Problem requirements
With the string "actin" as the filter, copy each matching line from the records.

(Data records)
★ ★ ★ ★ ★ ★ ★

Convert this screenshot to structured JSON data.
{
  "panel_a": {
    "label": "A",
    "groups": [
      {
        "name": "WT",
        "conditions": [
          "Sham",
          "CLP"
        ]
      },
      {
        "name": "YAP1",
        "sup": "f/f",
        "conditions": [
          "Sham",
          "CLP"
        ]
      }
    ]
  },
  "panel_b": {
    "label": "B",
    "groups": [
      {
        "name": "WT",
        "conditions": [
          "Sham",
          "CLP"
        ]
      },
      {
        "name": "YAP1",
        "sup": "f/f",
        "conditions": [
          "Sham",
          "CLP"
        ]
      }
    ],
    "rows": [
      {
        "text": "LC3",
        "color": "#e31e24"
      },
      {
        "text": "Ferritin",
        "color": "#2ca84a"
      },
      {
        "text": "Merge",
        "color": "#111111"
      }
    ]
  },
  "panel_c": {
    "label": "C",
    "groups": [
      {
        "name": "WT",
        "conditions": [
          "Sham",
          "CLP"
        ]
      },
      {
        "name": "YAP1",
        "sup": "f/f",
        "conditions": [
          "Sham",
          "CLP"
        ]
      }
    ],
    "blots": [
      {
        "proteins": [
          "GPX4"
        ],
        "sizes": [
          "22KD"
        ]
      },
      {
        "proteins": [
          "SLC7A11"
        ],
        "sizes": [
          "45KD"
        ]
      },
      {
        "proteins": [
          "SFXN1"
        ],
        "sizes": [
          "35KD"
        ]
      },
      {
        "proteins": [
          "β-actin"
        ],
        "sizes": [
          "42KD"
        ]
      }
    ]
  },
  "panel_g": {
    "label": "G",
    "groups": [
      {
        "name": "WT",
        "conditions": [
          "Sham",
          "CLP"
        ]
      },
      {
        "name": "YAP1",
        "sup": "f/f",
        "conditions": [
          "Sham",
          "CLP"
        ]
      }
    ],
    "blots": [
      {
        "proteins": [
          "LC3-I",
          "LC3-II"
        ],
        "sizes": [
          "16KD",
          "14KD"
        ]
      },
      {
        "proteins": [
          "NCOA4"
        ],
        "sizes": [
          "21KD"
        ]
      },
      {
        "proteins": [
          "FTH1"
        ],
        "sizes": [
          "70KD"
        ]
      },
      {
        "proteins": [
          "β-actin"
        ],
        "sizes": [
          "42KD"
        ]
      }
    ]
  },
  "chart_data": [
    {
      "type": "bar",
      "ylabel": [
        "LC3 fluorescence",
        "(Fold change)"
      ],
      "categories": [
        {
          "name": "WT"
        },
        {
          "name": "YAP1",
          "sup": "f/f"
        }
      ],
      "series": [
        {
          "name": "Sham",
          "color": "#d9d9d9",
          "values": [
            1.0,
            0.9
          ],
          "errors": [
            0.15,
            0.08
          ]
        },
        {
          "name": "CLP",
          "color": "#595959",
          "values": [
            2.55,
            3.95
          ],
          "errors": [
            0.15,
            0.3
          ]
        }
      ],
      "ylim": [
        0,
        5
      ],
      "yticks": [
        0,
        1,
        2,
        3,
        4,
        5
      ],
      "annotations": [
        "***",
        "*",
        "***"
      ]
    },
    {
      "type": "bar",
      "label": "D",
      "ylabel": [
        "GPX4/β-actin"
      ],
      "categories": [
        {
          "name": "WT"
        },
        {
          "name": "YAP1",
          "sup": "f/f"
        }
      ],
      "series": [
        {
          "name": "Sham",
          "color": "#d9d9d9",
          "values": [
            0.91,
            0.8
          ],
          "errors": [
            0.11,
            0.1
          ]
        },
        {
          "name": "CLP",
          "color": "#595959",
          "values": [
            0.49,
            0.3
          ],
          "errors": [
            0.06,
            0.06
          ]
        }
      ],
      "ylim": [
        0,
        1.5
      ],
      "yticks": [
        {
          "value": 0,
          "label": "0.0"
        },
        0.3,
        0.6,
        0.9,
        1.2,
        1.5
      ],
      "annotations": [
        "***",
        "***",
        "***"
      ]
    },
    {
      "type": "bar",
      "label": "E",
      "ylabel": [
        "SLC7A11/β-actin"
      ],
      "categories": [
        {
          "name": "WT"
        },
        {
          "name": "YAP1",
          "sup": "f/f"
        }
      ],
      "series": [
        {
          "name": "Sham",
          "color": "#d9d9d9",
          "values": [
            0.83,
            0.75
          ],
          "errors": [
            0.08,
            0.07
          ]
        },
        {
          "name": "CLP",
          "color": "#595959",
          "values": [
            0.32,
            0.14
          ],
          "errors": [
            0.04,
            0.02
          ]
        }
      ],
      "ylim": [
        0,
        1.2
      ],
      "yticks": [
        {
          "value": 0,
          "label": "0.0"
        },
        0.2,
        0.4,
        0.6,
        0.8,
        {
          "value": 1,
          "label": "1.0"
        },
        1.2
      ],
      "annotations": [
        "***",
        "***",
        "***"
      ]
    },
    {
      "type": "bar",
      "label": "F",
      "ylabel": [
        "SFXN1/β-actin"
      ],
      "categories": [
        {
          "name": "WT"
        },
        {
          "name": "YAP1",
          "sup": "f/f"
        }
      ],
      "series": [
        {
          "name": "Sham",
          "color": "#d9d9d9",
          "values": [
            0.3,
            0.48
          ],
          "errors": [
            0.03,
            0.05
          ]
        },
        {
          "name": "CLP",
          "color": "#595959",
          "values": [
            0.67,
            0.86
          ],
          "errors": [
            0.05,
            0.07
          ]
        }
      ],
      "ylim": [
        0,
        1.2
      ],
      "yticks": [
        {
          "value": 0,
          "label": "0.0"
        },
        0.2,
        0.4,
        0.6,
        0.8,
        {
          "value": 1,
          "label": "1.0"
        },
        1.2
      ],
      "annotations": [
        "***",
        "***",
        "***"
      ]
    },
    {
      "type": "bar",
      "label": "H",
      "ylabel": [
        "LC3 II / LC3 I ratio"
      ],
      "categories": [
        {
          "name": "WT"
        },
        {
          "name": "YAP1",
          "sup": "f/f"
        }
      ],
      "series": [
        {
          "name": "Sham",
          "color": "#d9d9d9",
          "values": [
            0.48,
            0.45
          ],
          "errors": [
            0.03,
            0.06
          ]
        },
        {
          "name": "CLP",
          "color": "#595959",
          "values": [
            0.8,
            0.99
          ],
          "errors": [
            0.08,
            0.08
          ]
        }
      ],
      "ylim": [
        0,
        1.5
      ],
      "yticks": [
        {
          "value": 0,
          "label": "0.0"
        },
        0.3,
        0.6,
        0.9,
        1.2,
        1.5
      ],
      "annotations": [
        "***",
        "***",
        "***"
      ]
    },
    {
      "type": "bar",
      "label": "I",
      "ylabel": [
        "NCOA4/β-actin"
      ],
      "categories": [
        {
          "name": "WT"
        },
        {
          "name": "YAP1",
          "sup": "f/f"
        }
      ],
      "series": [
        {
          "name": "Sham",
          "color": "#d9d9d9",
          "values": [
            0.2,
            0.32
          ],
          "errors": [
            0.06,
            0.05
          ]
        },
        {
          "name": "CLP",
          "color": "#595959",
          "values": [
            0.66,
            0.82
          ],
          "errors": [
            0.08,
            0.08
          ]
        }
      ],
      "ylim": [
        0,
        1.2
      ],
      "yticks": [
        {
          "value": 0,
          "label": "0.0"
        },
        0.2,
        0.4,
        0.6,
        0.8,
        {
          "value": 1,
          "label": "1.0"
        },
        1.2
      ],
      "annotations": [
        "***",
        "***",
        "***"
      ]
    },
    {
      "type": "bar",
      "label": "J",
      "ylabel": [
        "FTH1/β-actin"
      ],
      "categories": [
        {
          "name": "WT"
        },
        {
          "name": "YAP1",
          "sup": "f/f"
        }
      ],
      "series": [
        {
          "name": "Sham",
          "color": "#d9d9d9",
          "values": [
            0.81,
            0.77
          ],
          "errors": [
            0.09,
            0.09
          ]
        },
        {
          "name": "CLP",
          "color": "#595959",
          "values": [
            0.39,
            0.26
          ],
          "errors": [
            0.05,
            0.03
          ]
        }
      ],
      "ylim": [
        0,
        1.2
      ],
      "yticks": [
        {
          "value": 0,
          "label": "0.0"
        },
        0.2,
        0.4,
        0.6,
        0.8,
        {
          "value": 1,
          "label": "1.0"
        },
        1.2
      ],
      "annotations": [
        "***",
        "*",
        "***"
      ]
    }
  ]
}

★ ★ ★ ★ ★ ★ ★

Expected output
          "β-actin"
          "β-actin"
        "GPX4/β-actin"
        "SLC7A11/β-actin"
        "SFXN1/β-actin"
        "NCOA4/β-actin"
        "FTH1/β-actin"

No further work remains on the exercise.